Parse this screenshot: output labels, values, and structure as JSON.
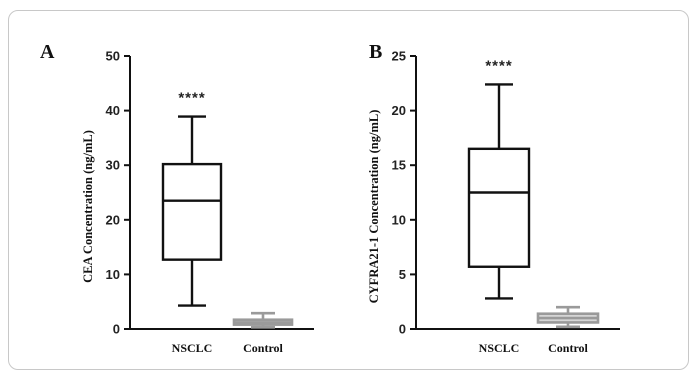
{
  "chart_data": [
    {
      "type": "box",
      "panel": "A",
      "ylabel": "CEA Concentration (ng/mL)",
      "ylim": [
        0,
        50
      ],
      "yticks": [
        0,
        10,
        20,
        30,
        40,
        50
      ],
      "categories": [
        "NSCLC",
        "Control"
      ],
      "boxes": [
        {
          "category": "NSCLC",
          "min": 4.3,
          "q1": 12.7,
          "median": 23.5,
          "q3": 30.2,
          "max": 38.9,
          "color": "#111111",
          "annotation": "****"
        },
        {
          "category": "Control",
          "min": 0.3,
          "q1": 0.8,
          "median": 1.2,
          "q3": 1.7,
          "max": 2.9,
          "color": "#9a9a9a"
        }
      ]
    },
    {
      "type": "box",
      "panel": "B",
      "ylabel": "CYFRA21-1 Concentration (ng/mL)",
      "ylim": [
        0,
        25
      ],
      "yticks": [
        0,
        5,
        10,
        15,
        20,
        25
      ],
      "categories": [
        "NSCLC",
        "Control"
      ],
      "boxes": [
        {
          "category": "NSCLC",
          "min": 2.8,
          "q1": 5.7,
          "median": 12.5,
          "q3": 16.5,
          "max": 22.4,
          "color": "#111111",
          "annotation": "****"
        },
        {
          "category": "Control",
          "min": 0.2,
          "q1": 0.6,
          "median": 1.0,
          "q3": 1.4,
          "max": 2.0,
          "color": "#9a9a9a"
        }
      ]
    }
  ]
}
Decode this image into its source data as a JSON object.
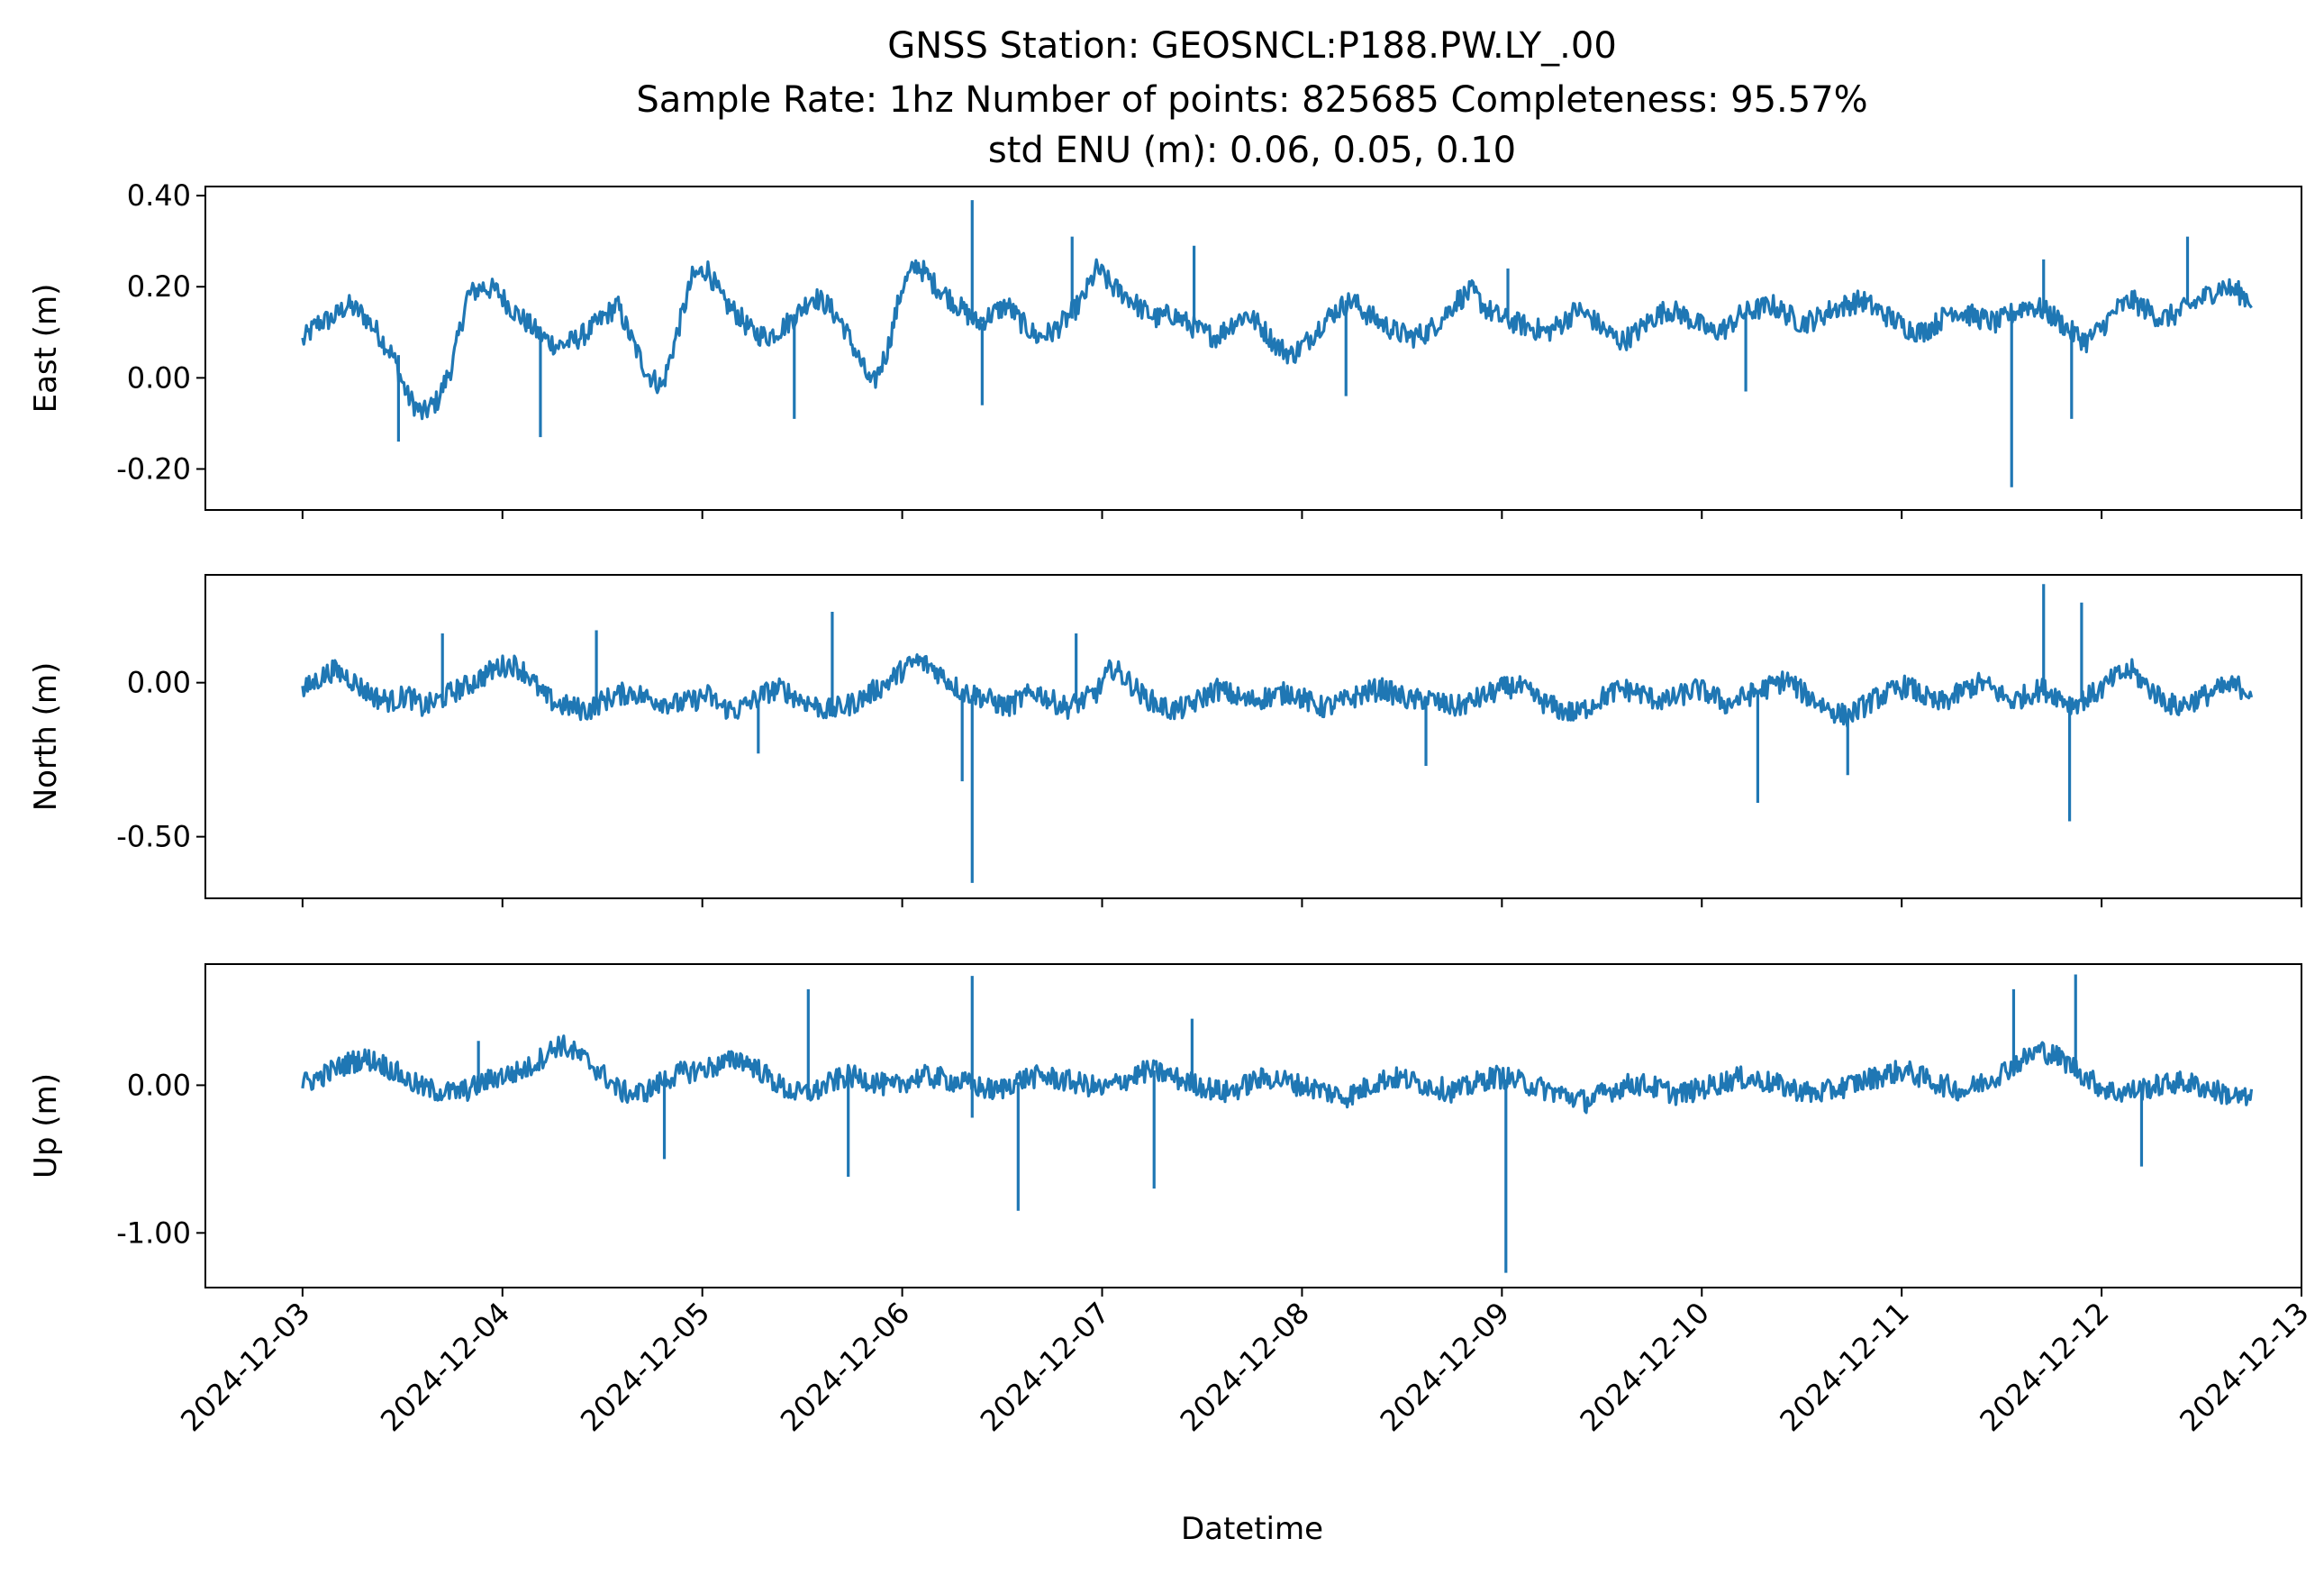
{
  "figure": {
    "title_lines": [
      "GNSS Station: GEOSNCL:P188.PW.LY_.00",
      "Sample Rate: 1hz   Number of points: 825685    Completeness:  95.57%",
      "std ENU (m):  0.06, 0.05, 0.10"
    ],
    "xlabel": "Datetime",
    "line_color": "#1f77b4"
  },
  "chart_data": {
    "type": "line",
    "shared_x": true,
    "x_ticks": [
      "2024-12-03",
      "2024-12-04",
      "2024-12-05",
      "2024-12-06",
      "2024-12-07",
      "2024-12-08",
      "2024-12-09",
      "2024-12-10",
      "2024-12-11",
      "2024-12-12",
      "2024-12-13"
    ],
    "x_range": [
      "2024-12-02T12:20",
      "2024-12-13T00:00"
    ],
    "data_range": [
      "2024-12-03T00:00",
      "2024-12-12T18:00"
    ],
    "panels": [
      {
        "ylabel": "East (m)",
        "ylim": [
          -0.29,
          0.42
        ],
        "y_ticks": [
          0.4,
          0.2,
          0.0,
          -0.2
        ],
        "y_tick_labels": [
          "0.40",
          "0.20",
          "0.00",
          "-0.20"
        ],
        "values": [
          0.08,
          0.12,
          0.13,
          0.16,
          0.14,
          0.1,
          0.05,
          -0.04,
          -0.08,
          -0.05,
          0.03,
          0.18,
          0.2,
          0.19,
          0.15,
          0.12,
          0.09,
          0.07,
          0.08,
          0.1,
          0.13,
          0.16,
          0.08,
          0.01,
          -0.02,
          0.1,
          0.22,
          0.24,
          0.17,
          0.14,
          0.1,
          0.09,
          0.11,
          0.14,
          0.18,
          0.16,
          0.12,
          0.05,
          -0.02,
          0.06,
          0.2,
          0.25,
          0.21,
          0.18,
          0.15,
          0.12,
          0.14,
          0.16,
          0.12,
          0.09,
          0.1,
          0.13,
          0.17,
          0.24,
          0.2,
          0.18,
          0.15,
          0.13,
          0.14,
          0.12,
          0.1,
          0.09,
          0.12,
          0.14,
          0.11,
          0.07,
          0.05,
          0.08,
          0.12,
          0.15,
          0.17,
          0.14,
          0.12,
          0.1,
          0.09,
          0.1,
          0.13,
          0.17,
          0.19,
          0.15,
          0.13,
          0.12,
          0.11,
          0.1,
          0.12,
          0.15,
          0.13,
          0.1,
          0.08,
          0.1,
          0.13,
          0.15,
          0.14,
          0.12,
          0.1,
          0.11,
          0.14,
          0.15,
          0.16,
          0.14,
          0.12,
          0.13,
          0.15,
          0.16,
          0.17,
          0.15,
          0.13,
          0.11,
          0.1,
          0.12,
          0.15,
          0.14,
          0.13,
          0.12,
          0.14,
          0.16,
          0.15,
          0.13,
          0.1,
          0.08,
          0.11,
          0.15,
          0.17,
          0.15,
          0.13,
          0.14,
          0.16,
          0.18,
          0.2,
          0.19,
          0.17
        ],
        "spikes": [
          [
            0.48,
            -0.14
          ],
          [
            1.19,
            -0.13
          ],
          [
            2.46,
            -0.09
          ],
          [
            3.35,
            0.39
          ],
          [
            3.4,
            -0.06
          ],
          [
            3.85,
            0.31
          ],
          [
            4.46,
            0.29
          ],
          [
            5.22,
            -0.04
          ],
          [
            6.03,
            0.24
          ],
          [
            7.22,
            -0.03
          ],
          [
            8.55,
            -0.24
          ],
          [
            8.71,
            0.26
          ],
          [
            8.85,
            -0.09
          ],
          [
            9.43,
            0.31
          ]
        ]
      },
      {
        "ylabel": "North (m)",
        "ylim": [
          -0.7,
          0.35
        ],
        "y_ticks": [
          0.0,
          -0.5
        ],
        "y_tick_labels": [
          "0.00",
          "-0.50"
        ],
        "values": [
          -0.03,
          0.01,
          0.04,
          0.02,
          -0.02,
          -0.05,
          -0.06,
          -0.04,
          -0.08,
          -0.06,
          -0.03,
          -0.01,
          0.02,
          0.05,
          0.06,
          0.03,
          -0.04,
          -0.07,
          -0.08,
          -0.09,
          -0.06,
          -0.04,
          -0.03,
          -0.05,
          -0.06,
          -0.07,
          -0.06,
          -0.04,
          -0.08,
          -0.09,
          -0.06,
          -0.03,
          -0.02,
          -0.05,
          -0.07,
          -0.09,
          -0.08,
          -0.06,
          -0.03,
          0.0,
          0.04,
          0.07,
          0.05,
          0.01,
          -0.03,
          -0.04,
          -0.06,
          -0.08,
          -0.05,
          -0.03,
          -0.06,
          -0.08,
          -0.06,
          -0.03,
          0.05,
          0.01,
          -0.04,
          -0.07,
          -0.09,
          -0.08,
          -0.05,
          -0.02,
          -0.04,
          -0.06,
          -0.05,
          -0.04,
          -0.03,
          -0.06,
          -0.08,
          -0.07,
          -0.05,
          -0.03,
          -0.02,
          -0.04,
          -0.06,
          -0.05,
          -0.07,
          -0.08,
          -0.06,
          -0.04,
          -0.02,
          -0.01,
          -0.04,
          -0.07,
          -0.09,
          -0.1,
          -0.07,
          -0.04,
          -0.02,
          -0.03,
          -0.05,
          -0.06,
          -0.04,
          -0.02,
          -0.04,
          -0.07,
          -0.05,
          -0.03,
          -0.01,
          0.01,
          -0.03,
          -0.06,
          -0.09,
          -0.11,
          -0.08,
          -0.05,
          -0.03,
          -0.01,
          -0.04,
          -0.07,
          -0.05,
          -0.02,
          0.0,
          -0.03,
          -0.06,
          -0.04,
          -0.02,
          -0.04,
          -0.07,
          -0.05,
          -0.02,
          0.02,
          0.04,
          -0.01,
          -0.05,
          -0.08,
          -0.06,
          -0.04,
          -0.02,
          -0.01,
          -0.03
        ],
        "spikes": [
          [
            0.7,
            0.16
          ],
          [
            1.47,
            0.17
          ],
          [
            2.28,
            -0.23
          ],
          [
            2.65,
            0.23
          ],
          [
            3.3,
            -0.32
          ],
          [
            3.35,
            -0.65
          ],
          [
            3.87,
            0.16
          ],
          [
            5.62,
            -0.27
          ],
          [
            7.28,
            -0.39
          ],
          [
            7.73,
            -0.3
          ],
          [
            8.71,
            0.32
          ],
          [
            8.84,
            -0.45
          ],
          [
            8.9,
            0.26
          ]
        ]
      },
      {
        "ylabel": "Up (m)",
        "ylim": [
          -1.37,
          0.82
        ],
        "y_ticks": [
          0.0,
          -1.0
        ],
        "y_tick_labels": [
          "0.00",
          "-1.00"
        ],
        "values": [
          0.01,
          0.05,
          0.1,
          0.15,
          0.18,
          0.16,
          0.1,
          0.03,
          -0.02,
          -0.04,
          -0.05,
          -0.03,
          0.02,
          0.06,
          0.08,
          0.12,
          0.2,
          0.28,
          0.22,
          0.15,
          0.06,
          -0.04,
          -0.06,
          -0.03,
          0.04,
          0.08,
          0.1,
          0.12,
          0.15,
          0.18,
          0.12,
          0.04,
          -0.03,
          -0.06,
          -0.04,
          0.02,
          0.06,
          0.05,
          0.02,
          -0.02,
          0.03,
          0.06,
          0.05,
          0.03,
          0.01,
          -0.02,
          -0.04,
          0.02,
          0.05,
          0.06,
          0.04,
          0.02,
          0.0,
          -0.03,
          0.02,
          0.06,
          0.1,
          0.08,
          0.04,
          0.01,
          -0.02,
          -0.05,
          -0.02,
          0.03,
          0.05,
          0.03,
          0.0,
          -0.02,
          -0.05,
          -0.08,
          -0.04,
          0.02,
          0.05,
          0.04,
          0.01,
          -0.01,
          -0.04,
          -0.02,
          0.03,
          0.06,
          0.04,
          0.01,
          -0.02,
          -0.05,
          -0.08,
          -0.11,
          -0.06,
          -0.02,
          0.01,
          0.0,
          -0.03,
          -0.06,
          -0.04,
          -0.01,
          0.02,
          0.05,
          0.04,
          0.02,
          -0.01,
          -0.03,
          -0.06,
          -0.04,
          -0.01,
          0.02,
          0.05,
          0.08,
          0.1,
          0.06,
          0.02,
          -0.01,
          -0.04,
          0.01,
          0.06,
          0.12,
          0.18,
          0.24,
          0.2,
          0.14,
          0.06,
          -0.01,
          -0.05,
          -0.04,
          -0.02,
          0.0,
          0.02,
          0.01,
          -0.02,
          -0.05,
          -0.08,
          -0.1
        ],
        "spikes": [
          [
            0.88,
            0.3
          ],
          [
            1.81,
            -0.5
          ],
          [
            2.53,
            0.65
          ],
          [
            2.73,
            -0.62
          ],
          [
            3.35,
            0.74
          ],
          [
            3.35,
            -0.22
          ],
          [
            3.58,
            -0.85
          ],
          [
            4.26,
            -0.7
          ],
          [
            4.45,
            0.45
          ],
          [
            6.02,
            -1.27
          ],
          [
            8.56,
            0.65
          ],
          [
            8.87,
            0.75
          ],
          [
            9.2,
            -0.55
          ]
        ]
      }
    ]
  }
}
_ _ _
● **Exercise instructions**
Find each line that has the word "median", then copy it out.

● **Expected output**
          "median": 23.5,
          "median": 1.2,
          "median": 12.5,
          "median": 1.0,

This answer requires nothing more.